— Task description —
Filter the records below and copy every line containing the word "права".

[Saved entries]
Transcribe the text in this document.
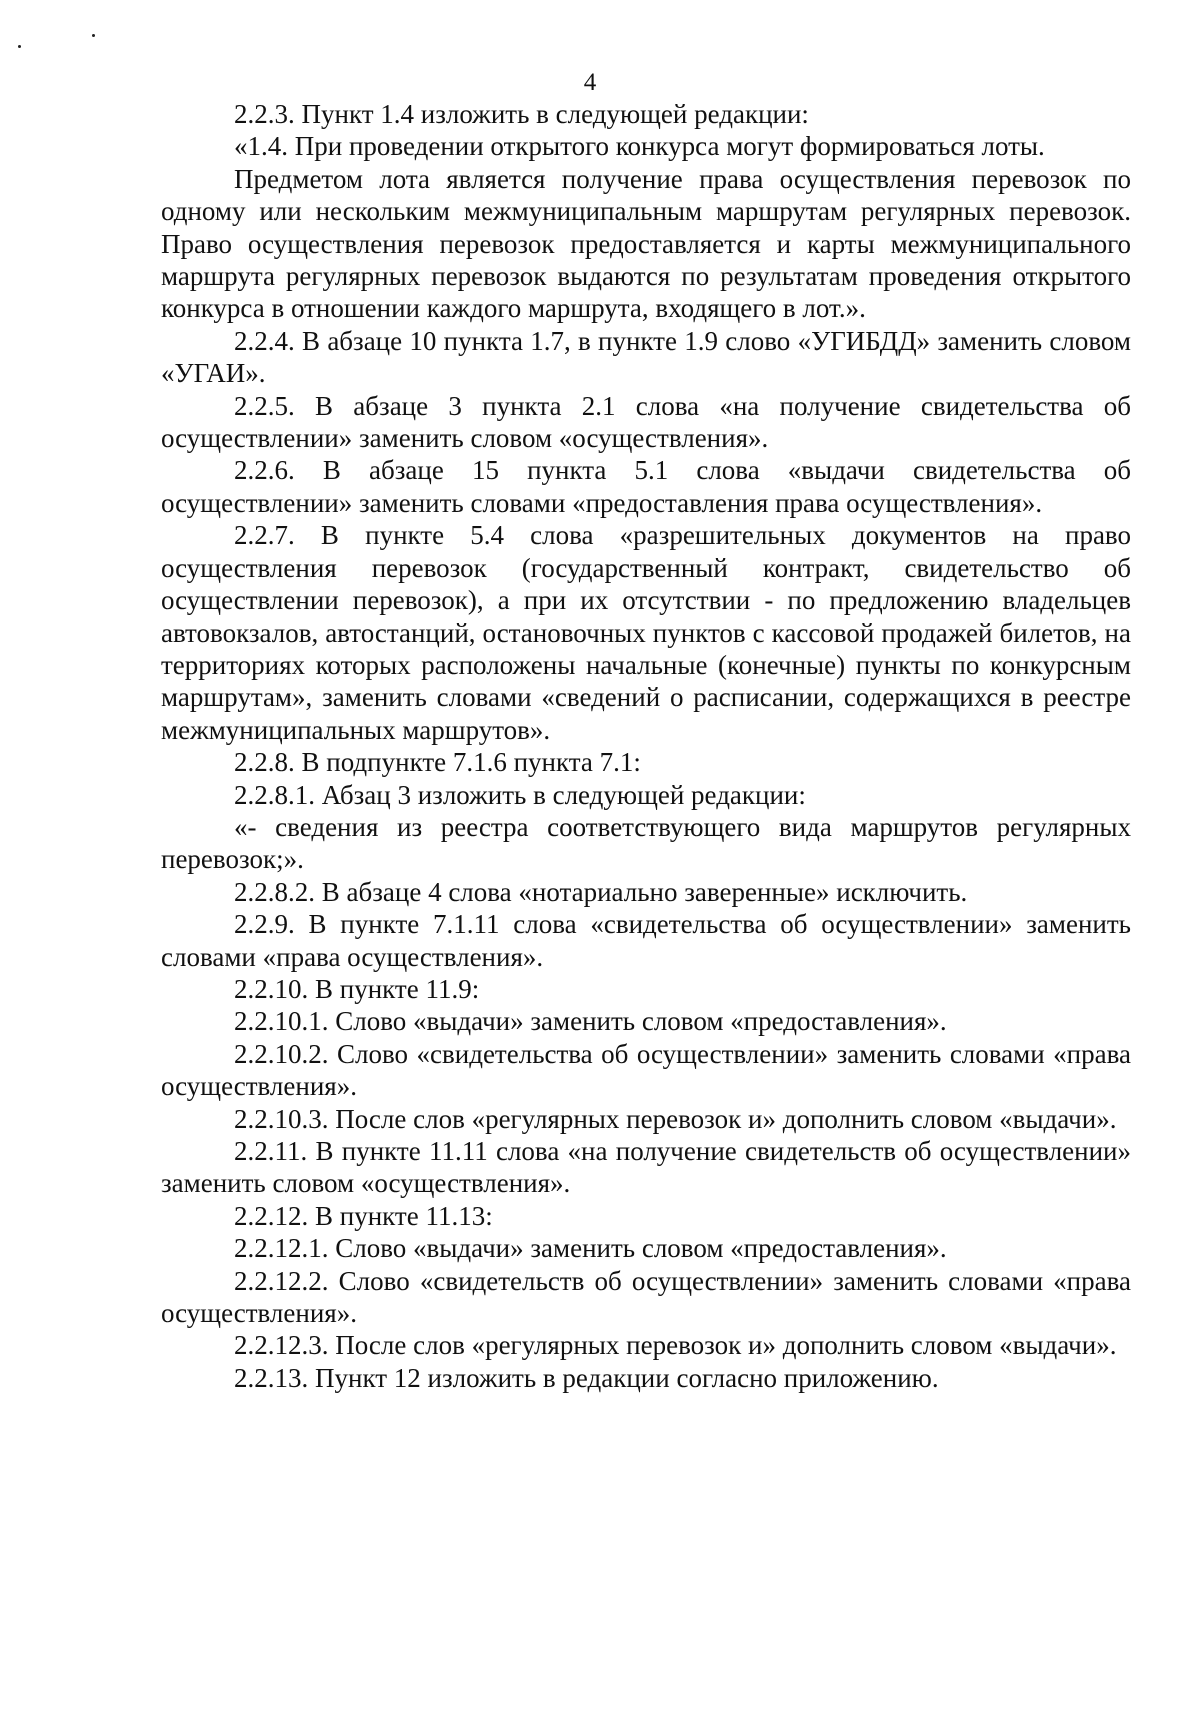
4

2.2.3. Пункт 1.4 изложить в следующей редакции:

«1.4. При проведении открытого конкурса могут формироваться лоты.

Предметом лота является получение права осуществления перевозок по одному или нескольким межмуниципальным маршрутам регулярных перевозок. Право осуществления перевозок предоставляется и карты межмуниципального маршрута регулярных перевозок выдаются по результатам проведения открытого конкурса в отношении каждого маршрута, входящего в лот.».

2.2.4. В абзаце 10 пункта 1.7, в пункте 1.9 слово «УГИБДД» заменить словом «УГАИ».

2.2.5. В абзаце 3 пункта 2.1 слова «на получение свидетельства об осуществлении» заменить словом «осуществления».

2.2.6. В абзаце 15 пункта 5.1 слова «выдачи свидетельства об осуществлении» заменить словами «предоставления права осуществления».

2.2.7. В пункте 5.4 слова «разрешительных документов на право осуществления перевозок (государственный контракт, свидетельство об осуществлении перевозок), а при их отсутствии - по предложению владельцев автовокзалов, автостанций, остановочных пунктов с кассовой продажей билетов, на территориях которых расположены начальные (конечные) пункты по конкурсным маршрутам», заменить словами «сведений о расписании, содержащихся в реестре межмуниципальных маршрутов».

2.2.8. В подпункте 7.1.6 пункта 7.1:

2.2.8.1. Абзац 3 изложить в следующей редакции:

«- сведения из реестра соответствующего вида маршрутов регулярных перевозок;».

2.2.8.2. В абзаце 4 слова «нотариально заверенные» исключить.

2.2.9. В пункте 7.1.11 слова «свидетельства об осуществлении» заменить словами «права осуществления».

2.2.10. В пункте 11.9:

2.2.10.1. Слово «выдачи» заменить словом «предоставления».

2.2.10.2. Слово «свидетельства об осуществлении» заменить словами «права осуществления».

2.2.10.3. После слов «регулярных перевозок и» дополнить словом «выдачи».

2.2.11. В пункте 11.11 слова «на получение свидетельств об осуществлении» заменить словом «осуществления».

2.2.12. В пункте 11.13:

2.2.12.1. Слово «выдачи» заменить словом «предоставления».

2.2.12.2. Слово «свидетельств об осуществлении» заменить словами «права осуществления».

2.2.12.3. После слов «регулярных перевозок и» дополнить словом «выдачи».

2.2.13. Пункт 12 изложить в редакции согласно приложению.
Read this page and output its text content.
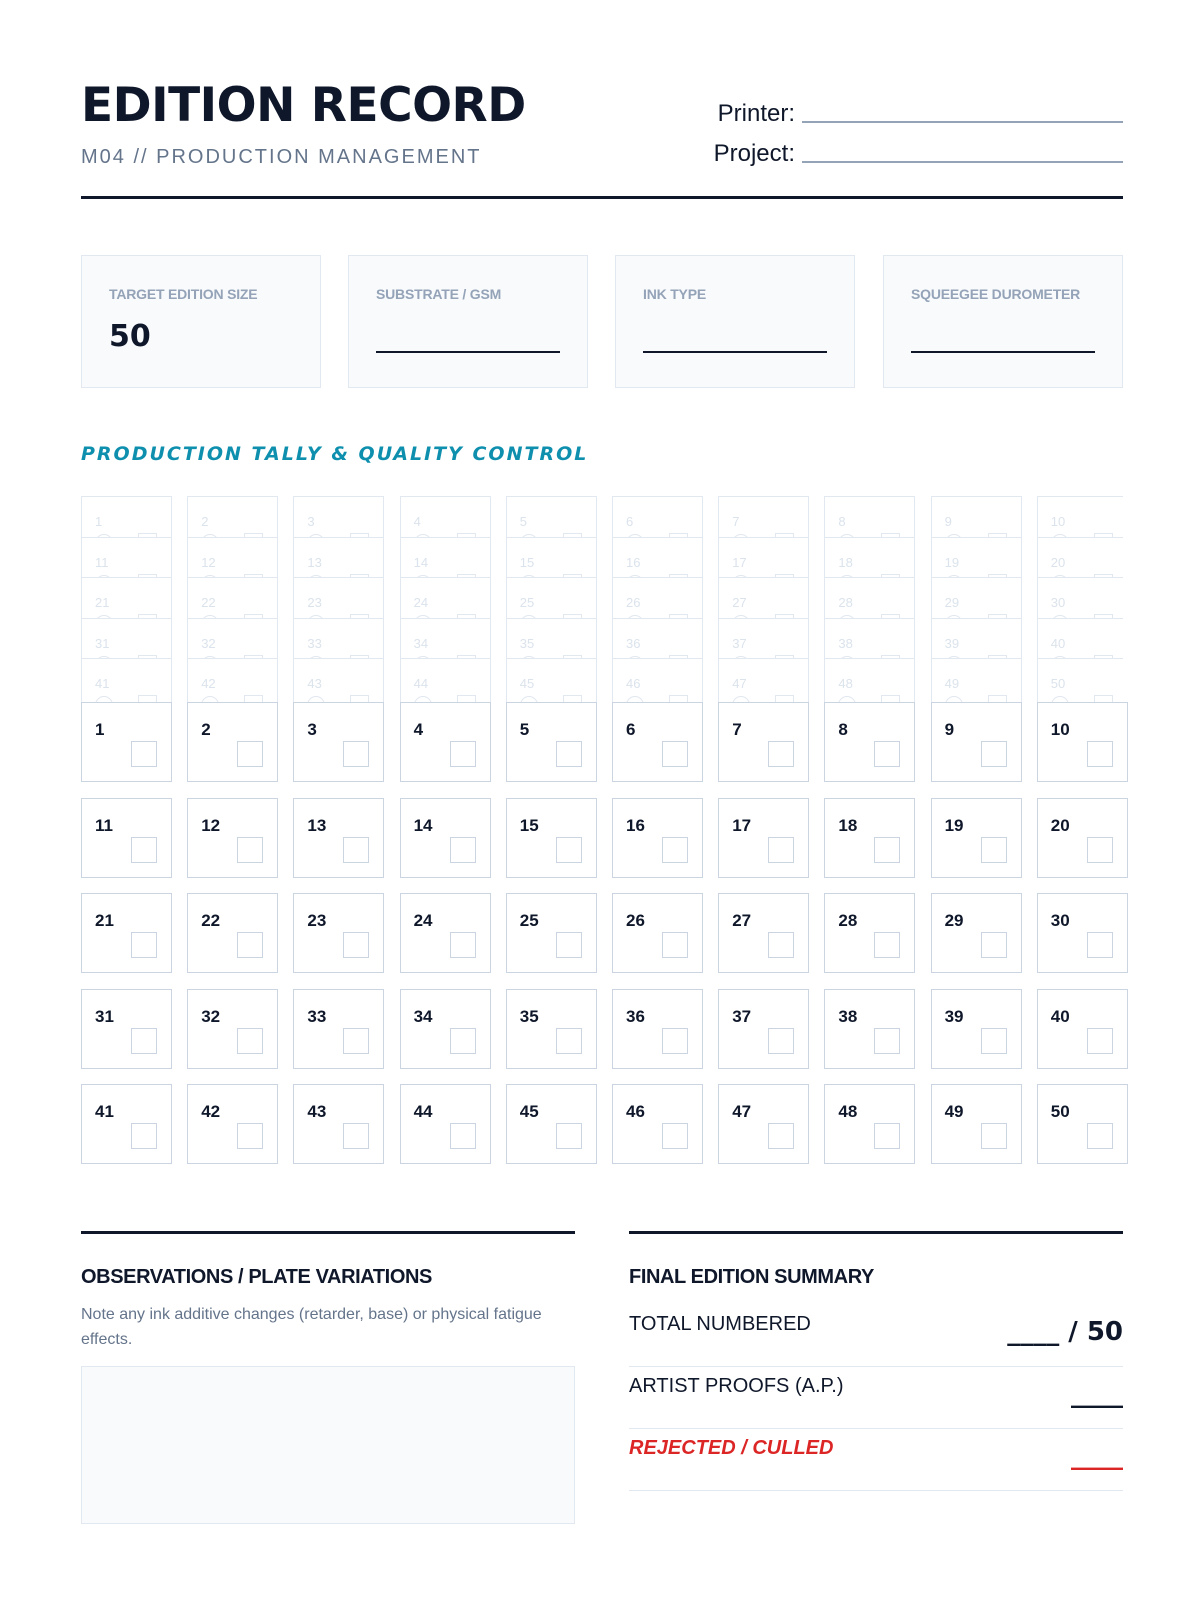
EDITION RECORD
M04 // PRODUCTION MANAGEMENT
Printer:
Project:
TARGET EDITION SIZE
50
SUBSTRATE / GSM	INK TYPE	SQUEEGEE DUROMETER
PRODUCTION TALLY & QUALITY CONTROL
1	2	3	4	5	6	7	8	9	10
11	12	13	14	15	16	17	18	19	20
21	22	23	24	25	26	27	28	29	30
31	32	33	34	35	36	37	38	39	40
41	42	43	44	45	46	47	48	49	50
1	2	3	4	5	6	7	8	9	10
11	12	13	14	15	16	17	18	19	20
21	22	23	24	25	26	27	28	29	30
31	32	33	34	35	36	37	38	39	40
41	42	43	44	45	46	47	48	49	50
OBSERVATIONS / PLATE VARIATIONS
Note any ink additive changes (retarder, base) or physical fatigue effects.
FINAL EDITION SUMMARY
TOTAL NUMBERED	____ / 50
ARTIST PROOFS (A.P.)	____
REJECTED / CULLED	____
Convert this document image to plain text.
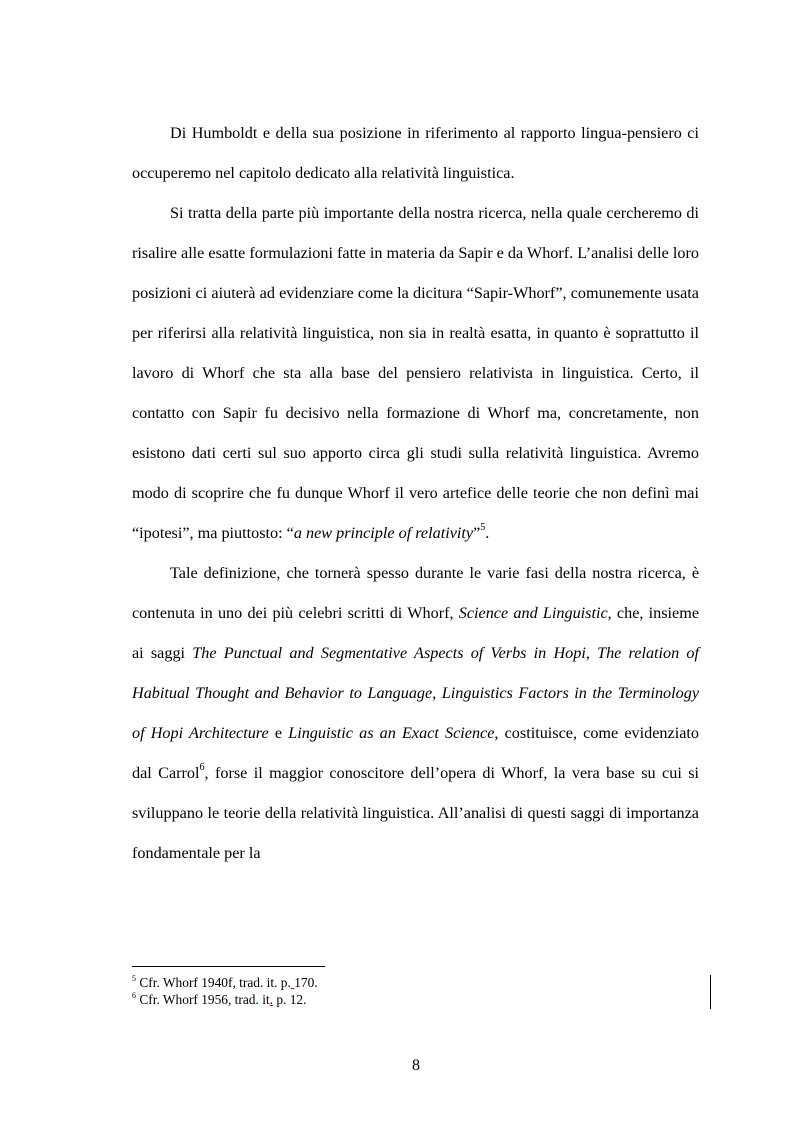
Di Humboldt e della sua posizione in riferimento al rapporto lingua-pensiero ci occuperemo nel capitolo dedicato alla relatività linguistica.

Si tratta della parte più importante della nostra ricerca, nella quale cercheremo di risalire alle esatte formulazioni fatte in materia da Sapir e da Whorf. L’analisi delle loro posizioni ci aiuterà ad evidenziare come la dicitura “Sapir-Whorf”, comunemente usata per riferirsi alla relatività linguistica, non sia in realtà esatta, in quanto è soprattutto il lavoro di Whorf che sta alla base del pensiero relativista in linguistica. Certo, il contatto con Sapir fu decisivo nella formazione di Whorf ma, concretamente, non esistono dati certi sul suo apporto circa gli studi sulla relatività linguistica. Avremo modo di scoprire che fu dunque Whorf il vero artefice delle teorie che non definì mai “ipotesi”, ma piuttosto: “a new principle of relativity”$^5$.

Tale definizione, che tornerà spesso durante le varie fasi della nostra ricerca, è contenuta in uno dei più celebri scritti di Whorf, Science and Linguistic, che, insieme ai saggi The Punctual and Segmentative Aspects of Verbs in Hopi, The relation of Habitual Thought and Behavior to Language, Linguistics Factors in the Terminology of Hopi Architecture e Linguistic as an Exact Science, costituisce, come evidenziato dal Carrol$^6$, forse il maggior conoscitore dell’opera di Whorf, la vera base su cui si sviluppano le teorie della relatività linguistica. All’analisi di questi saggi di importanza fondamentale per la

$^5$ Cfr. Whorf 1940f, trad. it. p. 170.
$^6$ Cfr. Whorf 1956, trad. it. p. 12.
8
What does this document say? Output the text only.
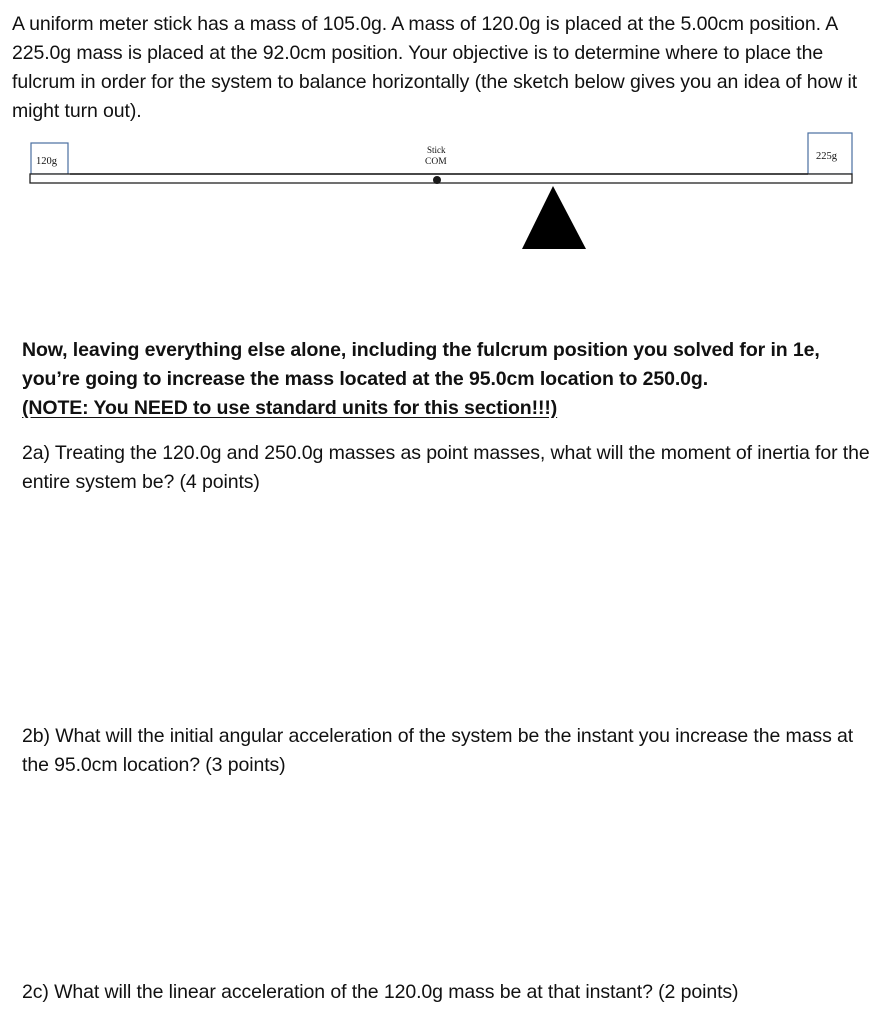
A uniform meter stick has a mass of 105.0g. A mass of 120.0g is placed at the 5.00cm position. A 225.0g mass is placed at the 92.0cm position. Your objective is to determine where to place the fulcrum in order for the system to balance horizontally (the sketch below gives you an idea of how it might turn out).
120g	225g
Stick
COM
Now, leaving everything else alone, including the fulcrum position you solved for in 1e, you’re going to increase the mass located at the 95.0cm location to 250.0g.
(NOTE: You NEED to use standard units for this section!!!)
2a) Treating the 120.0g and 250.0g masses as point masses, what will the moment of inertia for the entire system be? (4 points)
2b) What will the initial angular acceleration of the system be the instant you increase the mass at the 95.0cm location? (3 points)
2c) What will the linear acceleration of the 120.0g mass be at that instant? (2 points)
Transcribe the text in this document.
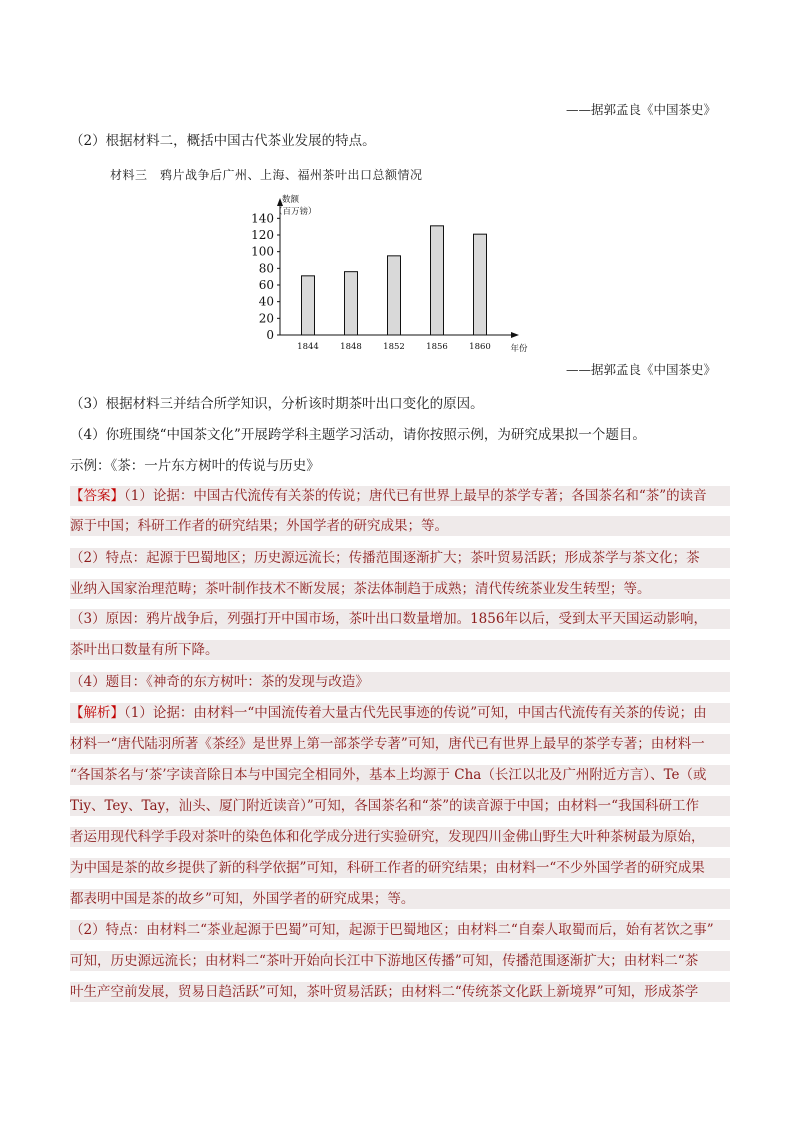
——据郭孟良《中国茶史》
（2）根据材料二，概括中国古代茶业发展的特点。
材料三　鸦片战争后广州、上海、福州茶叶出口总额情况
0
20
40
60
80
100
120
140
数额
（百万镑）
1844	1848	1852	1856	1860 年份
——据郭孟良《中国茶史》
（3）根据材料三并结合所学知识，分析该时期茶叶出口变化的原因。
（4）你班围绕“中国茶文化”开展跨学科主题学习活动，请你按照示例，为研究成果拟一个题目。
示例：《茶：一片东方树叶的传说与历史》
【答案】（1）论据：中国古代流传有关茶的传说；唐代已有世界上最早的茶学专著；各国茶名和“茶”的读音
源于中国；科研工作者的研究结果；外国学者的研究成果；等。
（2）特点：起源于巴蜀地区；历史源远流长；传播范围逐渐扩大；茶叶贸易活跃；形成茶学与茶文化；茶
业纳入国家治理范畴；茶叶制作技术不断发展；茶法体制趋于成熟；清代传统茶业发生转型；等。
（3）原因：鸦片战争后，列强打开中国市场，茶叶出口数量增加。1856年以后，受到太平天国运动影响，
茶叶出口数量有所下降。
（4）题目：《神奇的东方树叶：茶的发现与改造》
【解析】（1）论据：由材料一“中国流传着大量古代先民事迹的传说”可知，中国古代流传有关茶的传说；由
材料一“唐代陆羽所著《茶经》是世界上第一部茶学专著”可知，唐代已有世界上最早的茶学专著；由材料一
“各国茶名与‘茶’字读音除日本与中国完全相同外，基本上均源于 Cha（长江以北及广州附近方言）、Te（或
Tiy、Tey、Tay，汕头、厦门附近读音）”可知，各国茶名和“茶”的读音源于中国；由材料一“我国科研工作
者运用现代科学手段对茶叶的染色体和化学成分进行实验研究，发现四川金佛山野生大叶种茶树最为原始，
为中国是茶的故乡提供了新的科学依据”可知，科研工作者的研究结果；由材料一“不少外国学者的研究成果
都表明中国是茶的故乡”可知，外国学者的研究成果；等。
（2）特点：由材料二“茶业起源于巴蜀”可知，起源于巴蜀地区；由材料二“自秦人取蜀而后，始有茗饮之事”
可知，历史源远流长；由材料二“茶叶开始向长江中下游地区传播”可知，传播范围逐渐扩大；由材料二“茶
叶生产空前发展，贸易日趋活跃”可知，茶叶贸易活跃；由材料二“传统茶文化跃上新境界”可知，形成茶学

— Response below —
Предметом лота является получение права осуществления перевозок по одному или нескольким межмуниципальным маршрутам регулярных перевозок. Право осуществления перевозок предоставляется и карты межмуниципального маршрута регулярных перевозок выдаются по результатам проведения открытого конкурса в отношении каждого маршрута, входящего в лот.».
2.2.6. В абзаце 15 пункта 5.1 слова «выдачи свидетельства об осуществлении» заменить словами «предоставления права осуществления».
2.2.9. В пункте 7.1.11 слова «свидетельства об осуществлении» заменить словами «права осуществления».
2.2.10.2. Слово «свидетельства об осуществлении» заменить словами «права осуществления».
2.2.12.2. Слово «свидетельств об осуществлении» заменить словами «права осуществления».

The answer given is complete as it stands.